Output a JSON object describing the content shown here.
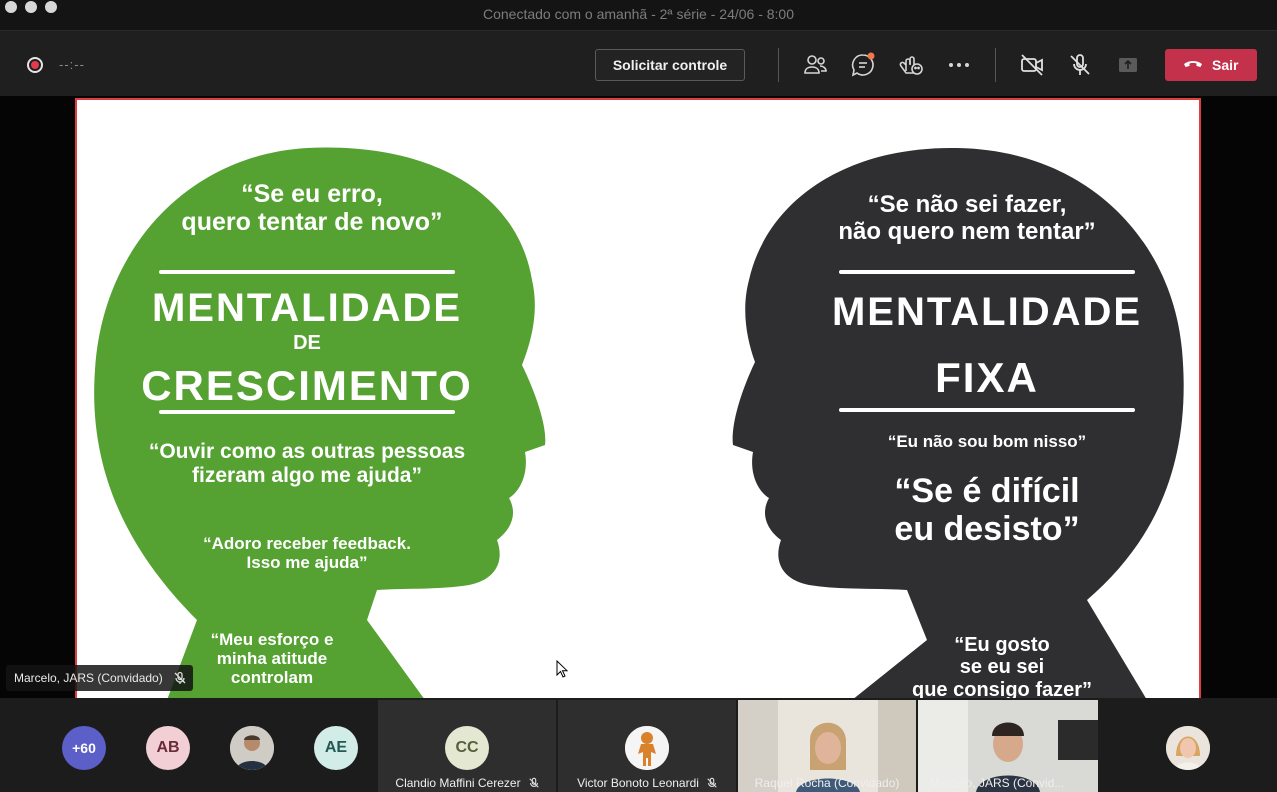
{
  "window": {
    "title": "Conectado com o amanhã - 2ª série - 24/06 - 8:00"
  },
  "toolbar": {
    "timer": "--:--",
    "request_control_label": "Solicitar controle",
    "leave_label": "Sair",
    "icons": [
      "participants-icon",
      "chat-icon",
      "reactions-icon",
      "more-icon",
      "camera-off-icon",
      "mic-off-icon",
      "share-tray-icon",
      "phone-hangup-icon"
    ],
    "accent_colors": {
      "leave": "#c4314b",
      "record": "#e23c4c",
      "chat_badge": "#f0784a"
    }
  },
  "slide": {
    "left": {
      "quote1": "“Se eu erro,\nquero tentar de novo”",
      "title_line1": "MENTALIDADE",
      "title_line2": "DE",
      "title_line3": "CRESCIMENTO",
      "quote2": "“Ouvir como as outras pessoas\nfizeram algo me ajuda”",
      "quote3": "“Adoro receber feedback.\nIsso me ajuda”",
      "quote4": "“Meu esforço e\nminha atitude\ncontrolam",
      "color": "#55a132"
    },
    "right": {
      "quote1": "“Se não sei fazer,\nnão quero nem tentar”",
      "title_line1": "MENTALIDADE",
      "title_line2": "FIXA",
      "quote2": "“Eu não sou bom nisso”",
      "quote3": "“Se é difícil\neu desisto”",
      "quote4": "“Eu gosto\nse eu sei\nque consigo fazer”",
      "color": "#2f2f31"
    },
    "presenter_name": "Marcelo, JARS (Convidado)"
  },
  "participants": {
    "overflow_count": "+60",
    "avatars": [
      {
        "initials": "AB",
        "bg": "#f1cfd4",
        "fg": "#6a2c38"
      },
      {
        "initials": "AE",
        "bg": "#d2ece8",
        "fg": "#245a55"
      }
    ],
    "tiles": [
      {
        "initials": "CC",
        "name": "Clandio Maffini Cerezer"
      },
      {
        "name": "Victor Bonoto Leonardi"
      },
      {
        "name": "Raquel Rocha (Convidado)"
      },
      {
        "name": "Marcelo, JARS (Convid..."
      }
    ]
  }
}
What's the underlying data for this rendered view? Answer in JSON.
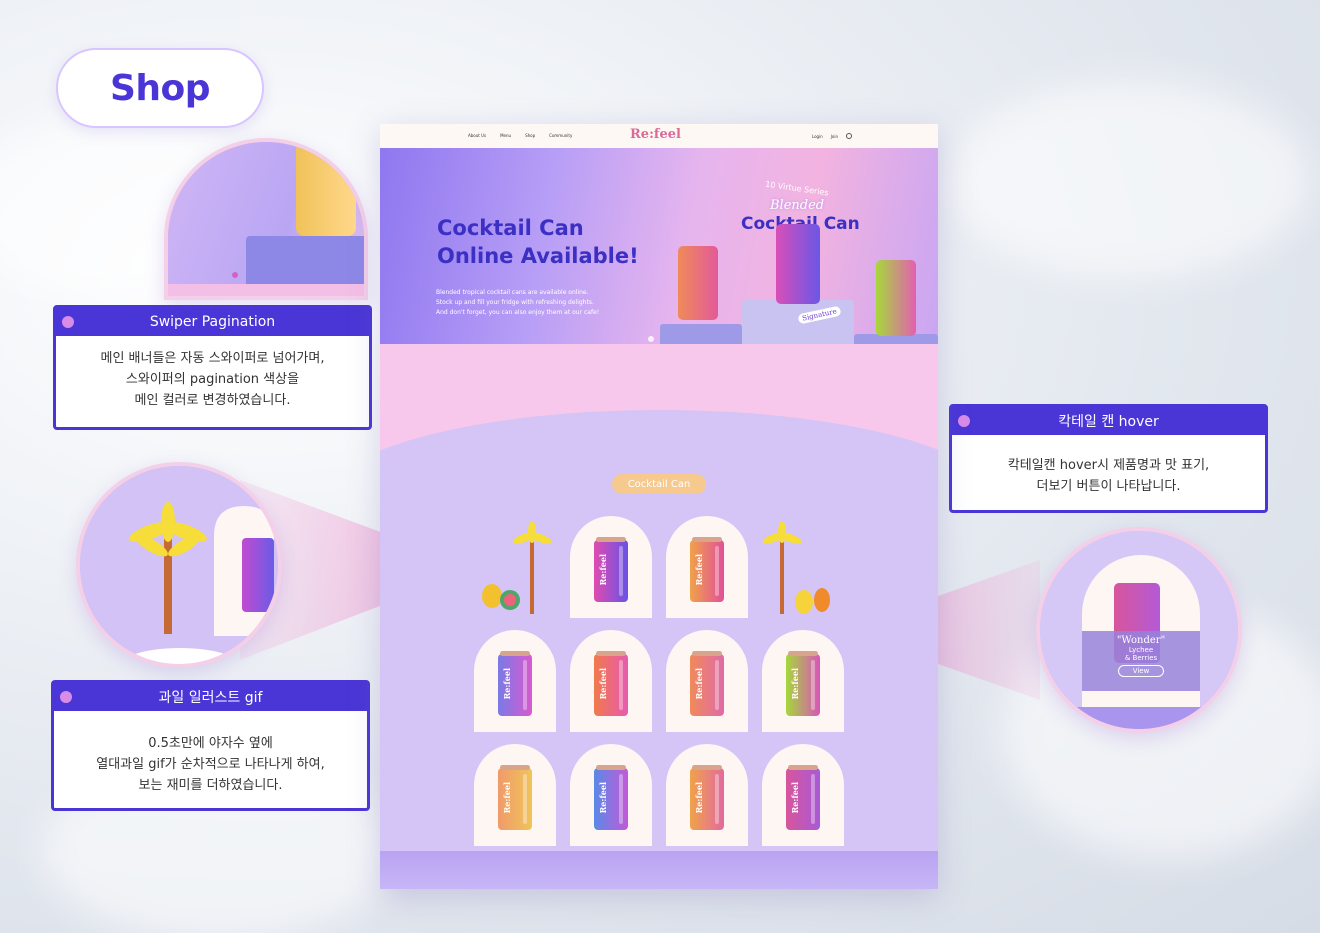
{
  "title": "Shop",
  "annotations": {
    "swiper": {
      "title": "Swiper Pagination",
      "lines": [
        "메인 배너들은 자동 스와이퍼로 넘어가며,",
        "스와이퍼의 pagination 색상을",
        "메인 컬러로 변경하였습니다."
      ]
    },
    "fruit": {
      "title": "과일 일러스트 gif",
      "lines": [
        "0.5초만에 야자수 옆에",
        "열대과일 gif가 순차적으로 나타나게 하여,",
        "보는 재미를 더하였습니다."
      ]
    },
    "cocktail": {
      "title": "칵테일 캔 hover",
      "lines": [
        "칵테일캔 hover시 제품명과 맛 표기,",
        "더보기 버튼이 나타납니다."
      ]
    }
  },
  "site": {
    "nav": {
      "items": [
        "About Us",
        "Menu",
        "Shop",
        "Community"
      ],
      "logo": "Re:feel",
      "login": "Login",
      "join": "Join"
    },
    "hero": {
      "title_line1": "Cocktail Can",
      "title_line2": "Online Available!",
      "desc1": "Blended tropical cocktail cans are available online.",
      "desc2": "Stock up and fill your fridge with refreshing delights.",
      "desc3": "And don't forget, you can also enjoy them at our cafe!",
      "series": "10 Virtue Series",
      "blended": "Blended",
      "cocktail_can": "Cocktail Can",
      "signature": "Signature"
    },
    "section_badge": "Cocktail Can",
    "can_brand": "Re:feel",
    "hover": {
      "name": "\"Wonder\"",
      "flavor1": "Lychee",
      "flavor2": "& Berries",
      "button": "View"
    }
  },
  "colors": {
    "accent": "#4a36d6",
    "pink": "#f7c8ec",
    "lavender": "#d4c5f6"
  }
}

**EXERCISE PROMPT**
Drop the pictures and reproduce the rest of the entries above exactly.

**THE COMPLETED TASK**
Output a JSON object describing the content shown here.
{
  "window": {
    "title": "Conectado com o amanhã - 2ª série - 24/06 - 8:00"
  },
  "toolbar": {
    "timer": "--:--",
    "request_control_label": "Solicitar controle",
    "leave_label": "Sair",
    "icons": [
      "participants-icon",
      "chat-icon",
      "reactions-icon",
      "more-icon",
      "camera-off-icon",
      "mic-off-icon",
      "share-tray-icon",
      "phone-hangup-icon"
    ],
    "accent_colors": {
      "leave": "#c4314b",
      "record": "#e23c4c",
      "chat_badge": "#f0784a"
    }
  },
  "slide": {
    "left": {
      "quote1": "“Se eu erro,\nquero tentar de novo”",
      "title_line1": "MENTALIDADE",
      "title_line2": "DE",
      "title_line3": "CRESCIMENTO",
      "quote2": "“Ouvir como as outras pessoas\nfizeram algo me ajuda”",
      "quote3": "“Adoro receber feedback.\nIsso me ajuda”",
      "quote4": "“Meu esforço e\nminha atitude\ncontrolam",
      "color": "#55a132"
    },
    "right": {
      "quote1": "“Se não sei fazer,\nnão quero nem tentar”",
      "title_line1": "MENTALIDADE",
      "title_line2": "FIXA",
      "quote2": "“Eu não sou bom nisso”",
      "quote3": "“Se é difícil\neu desisto”",
      "quote4": "“Eu gosto\nse eu sei\nque consigo fazer”",
      "color": "#2f2f31"
    },
    "presenter_name": "Marcelo, JARS (Convidado)"
  },
  "participants": {
    "overflow_count": "+60",
    "avatars": [
      {
        "initials": "AB",
        "bg": "#f1cfd4",
        "fg": "#6a2c38"
      },
      {
        "initials": "AE",
        "bg": "#d2ece8",
        "fg": "#245a55"
      }
    ],
    "tiles": [
      {
        "initials": "CC",
        "name": "Clandio Maffini Cerezer"
      },
      {
        "name": "Victor Bonoto Leonardi"
      },
      {
        "name": "Raquel Rocha (Convidado)"
      },
      {
        "name": "Marcelo, JARS (Convid..."
      }
    ]
  }
}
What's the underlying data for this rendered view? Answer in JSON.
{
  "title": "Shop",
  "annotations": {
    "swiper": {
      "title": "Swiper Pagination",
      "lines": [
        "메인 배너들은 자동 스와이퍼로 넘어가며,",
        "스와이퍼의 pagination 색상을",
        "메인 컬러로 변경하였습니다."
      ]
    },
    "fruit": {
      "title": "과일 일러스트 gif",
      "lines": [
        "0.5초만에 야자수 옆에",
        "열대과일 gif가 순차적으로 나타나게 하여,",
        "보는 재미를 더하였습니다."
      ]
    },
    "cocktail": {
      "title": "칵테일 캔 hover",
      "lines": [
        "칵테일캔 hover시 제품명과 맛 표기,",
        "더보기 버튼이 나타납니다."
      ]
    }
  },
  "site": {
    "nav": {
      "items": [
        "About Us",
        "Menu",
        "Shop",
        "Community"
      ],
      "logo": "Re:feel",
      "login": "Login",
      "join": "Join"
    },
    "hero": {
      "title_line1": "Cocktail Can",
      "title_line2": "Online Available!",
      "desc1": "Blended tropical cocktail cans are available online.",
      "desc2": "Stock up and fill your fridge with refreshing delights.",
      "desc3": "And don't forget, you can also enjoy them at our cafe!",
      "series": "10 Virtue Series",
      "blended": "Blended",
      "cocktail_can": "Cocktail Can",
      "signature": "Signature"
    },
    "section_badge": "Cocktail Can",
    "can_brand": "Re:feel",
    "hover": {
      "name": "\"Wonder\"",
      "flavor1": "Lychee",
      "flavor2": "& Berries",
      "button": "View"
    }
  },
  "colors": {
    "accent": "#4a36d6",
    "pink": "#f7c8ec",
    "lavender": "#d4c5f6"
  }
}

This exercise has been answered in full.